TASK DETAILS:
Quote the whole listing word for word. Do not include the pictures.

[Dataset items]
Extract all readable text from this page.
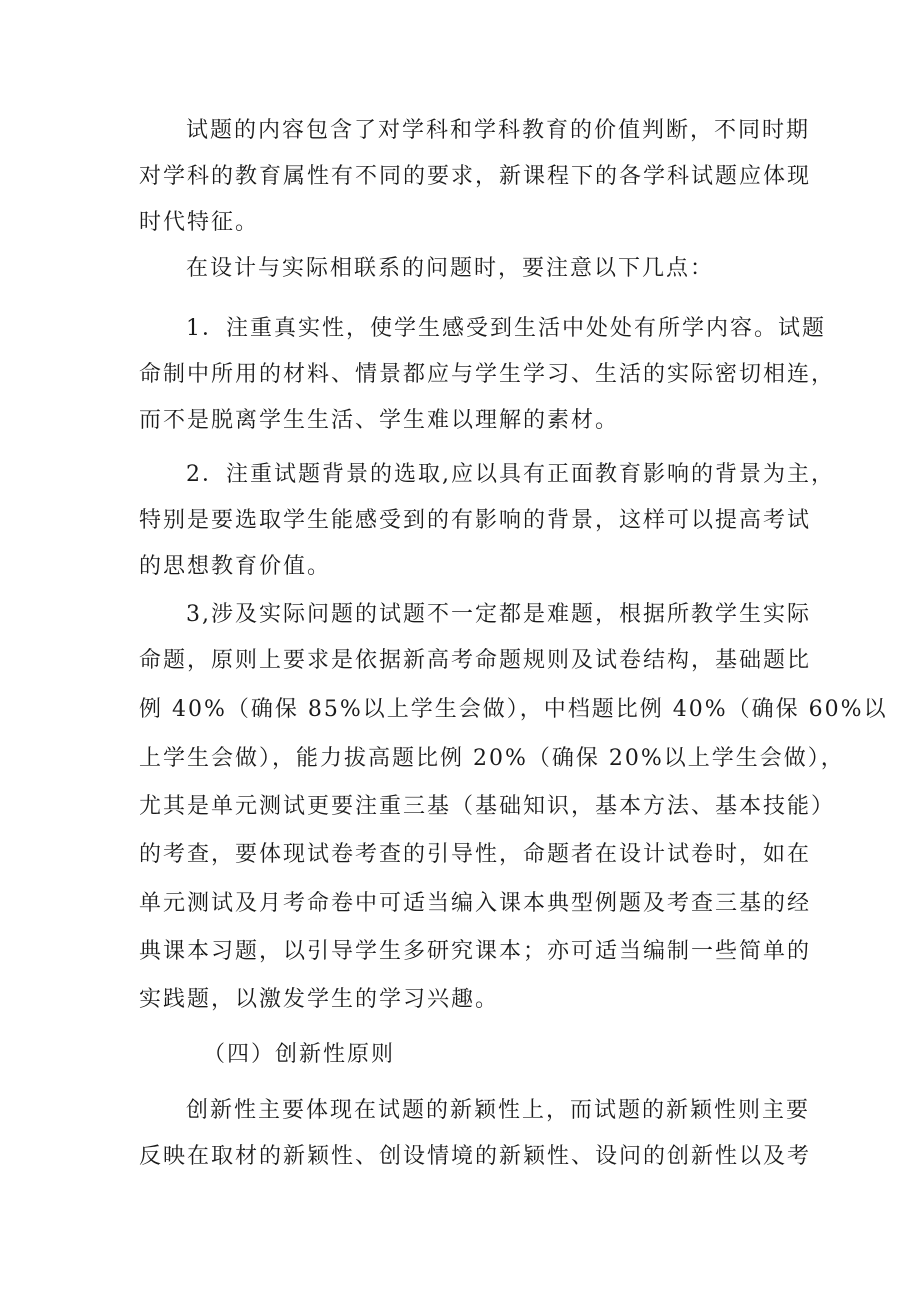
试题的内容包含了对学科和学科教育的价值判断，不同时期
对学科的教育属性有不同的要求，新课程下的各学科试题应体现
时代特征。
在设计与实际相联系的问题时，要注意以下几点：
1．注重真实性，使学生感受到生活中处处有所学内容。试题
命制中所用的材料、情景都应与学生学习、生活的实际密切相连，
而不是脱离学生生活、学生难以理解的素材。
2．注重试题背景的选取,应以具有正面教育影响的背景为主，
特别是要选取学生能感受到的有影响的背景，这样可以提高考试
的思想教育价值。
3,涉及实际问题的试题不一定都是难题，根据所教学生实际
命题，原则上要求是依据新高考命题规则及试卷结构，基础题比
例 40%（确保 85%以上学生会做），中档题比例 40%（确保 60%以
上学生会做），能力拔高题比例 20%（确保 20%以上学生会做），
尤其是单元测试更要注重三基（基础知识，基本方法、基本技能）
的考查，要体现试卷考查的引导性，命题者在设计试卷时，如在
单元测试及月考命卷中可适当编入课本典型例题及考查三基的经
典课本习题，以引导学生多研究课本；亦可适当编制一些简单的
实践题，以激发学生的学习兴趣。
（四）创新性原则
创新性主要体现在试题的新颖性上，而试题的新颖性则主要
反映在取材的新颖性、创设情境的新颖性、设问的创新性以及考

EXPECTED ANSWER:
Extract all readable text from this page.
试题的内容包含了对学科和学科教育的价值判断，不同时期
对学科的教育属性有不同的要求，新课程下的各学科试题应体现
时代特征。
在设计与实际相联系的问题时，要注意以下几点：
1．注重真实性，使学生感受到生活中处处有所学内容。试题
命制中所用的材料、情景都应与学生学习、生活的实际密切相连，
而不是脱离学生生活、学生难以理解的素材。
2．注重试题背景的选取,应以具有正面教育影响的背景为主，
特别是要选取学生能感受到的有影响的背景，这样可以提高考试
的思想教育价值。
3,涉及实际问题的试题不一定都是难题，根据所教学生实际
命题，原则上要求是依据新高考命题规则及试卷结构，基础题比
例 40%（确保 85%以上学生会做），中档题比例 40%（确保 60%以
上学生会做），能力拔高题比例 20%（确保 20%以上学生会做），
尤其是单元测试更要注重三基（基础知识，基本方法、基本技能）
的考查，要体现试卷考查的引导性，命题者在设计试卷时，如在
单元测试及月考命卷中可适当编入课本典型例题及考查三基的经
典课本习题，以引导学生多研究课本；亦可适当编制一些简单的
实践题，以激发学生的学习兴趣。
（四）创新性原则
创新性主要体现在试题的新颖性上，而试题的新颖性则主要
反映在取材的新颖性、创设情境的新颖性、设问的创新性以及考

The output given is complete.